> [DIRECTIVE] Below are some records. Pull every line that contains the word "Megacorporations".

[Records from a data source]
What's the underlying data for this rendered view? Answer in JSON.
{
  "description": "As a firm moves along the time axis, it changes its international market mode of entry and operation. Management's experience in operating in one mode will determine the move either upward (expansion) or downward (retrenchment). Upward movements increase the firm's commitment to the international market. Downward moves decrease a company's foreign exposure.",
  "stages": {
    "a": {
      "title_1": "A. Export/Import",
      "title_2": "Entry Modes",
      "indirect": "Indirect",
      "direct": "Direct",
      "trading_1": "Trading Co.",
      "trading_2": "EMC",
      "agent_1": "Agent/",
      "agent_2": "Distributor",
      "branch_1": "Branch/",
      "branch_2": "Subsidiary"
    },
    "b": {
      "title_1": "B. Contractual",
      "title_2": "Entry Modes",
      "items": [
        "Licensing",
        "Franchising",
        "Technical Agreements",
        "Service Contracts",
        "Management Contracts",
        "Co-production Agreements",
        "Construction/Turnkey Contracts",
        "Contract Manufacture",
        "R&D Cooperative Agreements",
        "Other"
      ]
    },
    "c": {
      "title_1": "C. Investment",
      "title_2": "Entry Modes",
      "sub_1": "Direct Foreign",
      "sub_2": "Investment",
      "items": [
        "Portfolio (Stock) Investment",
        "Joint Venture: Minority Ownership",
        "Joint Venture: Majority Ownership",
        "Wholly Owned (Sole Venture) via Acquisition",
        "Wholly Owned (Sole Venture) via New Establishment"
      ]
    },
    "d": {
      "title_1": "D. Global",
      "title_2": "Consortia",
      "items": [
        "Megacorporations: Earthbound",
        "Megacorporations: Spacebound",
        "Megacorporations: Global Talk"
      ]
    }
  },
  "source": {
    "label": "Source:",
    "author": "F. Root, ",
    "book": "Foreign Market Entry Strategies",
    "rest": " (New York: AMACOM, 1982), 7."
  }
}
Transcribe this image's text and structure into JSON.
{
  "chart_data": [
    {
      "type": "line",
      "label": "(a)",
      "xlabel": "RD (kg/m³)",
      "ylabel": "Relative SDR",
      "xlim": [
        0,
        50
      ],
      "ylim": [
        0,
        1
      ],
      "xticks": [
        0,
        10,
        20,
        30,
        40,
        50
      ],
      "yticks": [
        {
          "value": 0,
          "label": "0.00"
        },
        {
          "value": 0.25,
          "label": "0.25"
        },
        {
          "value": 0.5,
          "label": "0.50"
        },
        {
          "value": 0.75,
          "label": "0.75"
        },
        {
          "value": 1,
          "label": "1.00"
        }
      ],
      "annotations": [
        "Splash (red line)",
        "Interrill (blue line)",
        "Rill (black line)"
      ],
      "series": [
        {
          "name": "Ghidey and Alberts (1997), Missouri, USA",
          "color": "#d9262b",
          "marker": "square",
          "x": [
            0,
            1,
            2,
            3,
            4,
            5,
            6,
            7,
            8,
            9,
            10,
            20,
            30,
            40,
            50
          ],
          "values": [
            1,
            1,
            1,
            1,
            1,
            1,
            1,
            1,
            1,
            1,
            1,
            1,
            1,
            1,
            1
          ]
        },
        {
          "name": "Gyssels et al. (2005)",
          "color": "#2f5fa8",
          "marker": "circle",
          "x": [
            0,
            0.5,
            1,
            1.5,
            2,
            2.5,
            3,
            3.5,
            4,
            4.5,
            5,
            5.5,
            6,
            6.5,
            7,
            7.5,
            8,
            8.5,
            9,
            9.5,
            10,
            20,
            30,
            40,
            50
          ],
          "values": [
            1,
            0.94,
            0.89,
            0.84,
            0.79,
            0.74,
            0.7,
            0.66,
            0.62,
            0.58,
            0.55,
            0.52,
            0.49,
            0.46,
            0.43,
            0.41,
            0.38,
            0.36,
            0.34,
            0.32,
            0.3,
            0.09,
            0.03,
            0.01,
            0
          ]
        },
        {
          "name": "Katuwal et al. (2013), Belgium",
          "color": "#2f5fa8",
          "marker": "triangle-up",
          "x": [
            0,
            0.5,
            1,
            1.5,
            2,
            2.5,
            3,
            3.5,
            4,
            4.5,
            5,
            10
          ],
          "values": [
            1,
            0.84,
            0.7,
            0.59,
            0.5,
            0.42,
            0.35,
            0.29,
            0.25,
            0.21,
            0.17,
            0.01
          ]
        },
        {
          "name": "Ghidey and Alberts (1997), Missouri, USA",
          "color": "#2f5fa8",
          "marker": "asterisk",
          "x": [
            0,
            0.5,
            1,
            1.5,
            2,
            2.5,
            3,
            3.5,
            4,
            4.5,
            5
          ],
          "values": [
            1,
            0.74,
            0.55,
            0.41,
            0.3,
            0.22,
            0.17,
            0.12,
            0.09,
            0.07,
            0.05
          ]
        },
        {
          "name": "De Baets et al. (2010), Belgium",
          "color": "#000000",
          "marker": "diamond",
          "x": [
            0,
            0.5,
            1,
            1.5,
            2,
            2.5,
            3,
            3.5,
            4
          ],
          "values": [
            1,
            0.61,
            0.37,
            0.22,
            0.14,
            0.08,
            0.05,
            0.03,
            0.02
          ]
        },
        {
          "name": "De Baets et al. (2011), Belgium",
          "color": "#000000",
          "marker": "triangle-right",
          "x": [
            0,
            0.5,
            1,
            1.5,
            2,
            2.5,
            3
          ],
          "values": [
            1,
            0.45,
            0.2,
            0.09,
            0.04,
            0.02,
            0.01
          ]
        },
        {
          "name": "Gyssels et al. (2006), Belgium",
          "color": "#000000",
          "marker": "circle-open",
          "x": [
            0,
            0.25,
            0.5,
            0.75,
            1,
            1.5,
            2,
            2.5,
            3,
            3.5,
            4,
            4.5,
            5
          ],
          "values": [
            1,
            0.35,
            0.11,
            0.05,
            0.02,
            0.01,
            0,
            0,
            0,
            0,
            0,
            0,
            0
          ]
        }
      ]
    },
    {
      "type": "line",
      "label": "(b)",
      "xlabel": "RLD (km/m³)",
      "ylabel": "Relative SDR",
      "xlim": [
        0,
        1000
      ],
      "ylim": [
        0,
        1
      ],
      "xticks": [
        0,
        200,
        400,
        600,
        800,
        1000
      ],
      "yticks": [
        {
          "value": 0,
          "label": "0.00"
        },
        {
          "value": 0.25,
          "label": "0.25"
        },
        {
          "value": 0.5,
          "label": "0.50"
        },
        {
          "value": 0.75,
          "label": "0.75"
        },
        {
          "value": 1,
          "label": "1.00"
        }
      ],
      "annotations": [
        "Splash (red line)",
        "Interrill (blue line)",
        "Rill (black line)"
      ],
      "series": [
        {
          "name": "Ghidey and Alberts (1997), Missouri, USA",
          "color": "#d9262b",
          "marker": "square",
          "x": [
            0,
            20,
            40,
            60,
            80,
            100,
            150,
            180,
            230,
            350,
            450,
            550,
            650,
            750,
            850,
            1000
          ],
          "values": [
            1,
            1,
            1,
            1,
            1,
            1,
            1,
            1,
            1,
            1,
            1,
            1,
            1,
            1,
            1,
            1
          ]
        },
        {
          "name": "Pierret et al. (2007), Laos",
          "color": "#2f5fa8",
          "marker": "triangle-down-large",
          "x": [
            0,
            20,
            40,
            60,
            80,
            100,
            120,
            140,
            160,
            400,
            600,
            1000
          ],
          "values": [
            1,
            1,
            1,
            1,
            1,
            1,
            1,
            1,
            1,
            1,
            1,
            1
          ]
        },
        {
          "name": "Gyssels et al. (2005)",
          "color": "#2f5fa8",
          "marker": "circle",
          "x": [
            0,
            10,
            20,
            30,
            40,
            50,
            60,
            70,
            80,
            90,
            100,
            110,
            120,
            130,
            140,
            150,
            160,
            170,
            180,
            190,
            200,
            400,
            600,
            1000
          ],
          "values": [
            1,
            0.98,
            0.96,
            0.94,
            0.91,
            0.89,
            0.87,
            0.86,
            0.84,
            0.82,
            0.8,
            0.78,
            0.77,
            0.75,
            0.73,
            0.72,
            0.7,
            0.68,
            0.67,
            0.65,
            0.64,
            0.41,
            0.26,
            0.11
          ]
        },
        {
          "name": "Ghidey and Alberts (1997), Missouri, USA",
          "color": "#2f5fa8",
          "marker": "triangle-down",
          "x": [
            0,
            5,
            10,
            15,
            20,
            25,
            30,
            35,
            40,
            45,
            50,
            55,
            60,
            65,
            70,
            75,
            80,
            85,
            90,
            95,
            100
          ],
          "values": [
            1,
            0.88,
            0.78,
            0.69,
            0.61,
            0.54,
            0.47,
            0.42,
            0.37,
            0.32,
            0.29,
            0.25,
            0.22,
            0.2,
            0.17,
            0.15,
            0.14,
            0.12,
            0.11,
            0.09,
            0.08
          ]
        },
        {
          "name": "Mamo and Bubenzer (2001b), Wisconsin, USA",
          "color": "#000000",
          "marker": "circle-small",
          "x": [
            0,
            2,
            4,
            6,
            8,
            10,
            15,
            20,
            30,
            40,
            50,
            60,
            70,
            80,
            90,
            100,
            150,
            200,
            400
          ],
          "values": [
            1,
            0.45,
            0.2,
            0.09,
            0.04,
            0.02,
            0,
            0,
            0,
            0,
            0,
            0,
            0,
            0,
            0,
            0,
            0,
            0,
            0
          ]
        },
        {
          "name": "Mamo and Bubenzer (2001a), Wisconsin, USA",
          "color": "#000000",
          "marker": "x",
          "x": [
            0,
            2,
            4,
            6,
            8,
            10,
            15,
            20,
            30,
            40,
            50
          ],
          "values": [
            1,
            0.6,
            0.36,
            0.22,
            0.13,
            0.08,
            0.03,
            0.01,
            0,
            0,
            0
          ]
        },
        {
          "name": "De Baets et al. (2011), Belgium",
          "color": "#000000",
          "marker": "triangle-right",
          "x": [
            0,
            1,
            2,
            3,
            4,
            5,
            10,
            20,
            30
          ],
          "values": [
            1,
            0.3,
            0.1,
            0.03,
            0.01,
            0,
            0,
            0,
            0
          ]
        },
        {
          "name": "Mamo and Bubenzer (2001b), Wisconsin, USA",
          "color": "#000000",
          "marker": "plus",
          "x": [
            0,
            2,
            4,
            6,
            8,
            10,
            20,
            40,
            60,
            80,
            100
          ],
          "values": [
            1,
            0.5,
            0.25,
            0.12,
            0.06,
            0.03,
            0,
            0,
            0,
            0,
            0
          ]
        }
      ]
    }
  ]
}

> [RESULT OF THIS TASK]
        "Megacorporations: Earthbound",
        "Megacorporations: Spacebound",
        "Megacorporations: Global Talk"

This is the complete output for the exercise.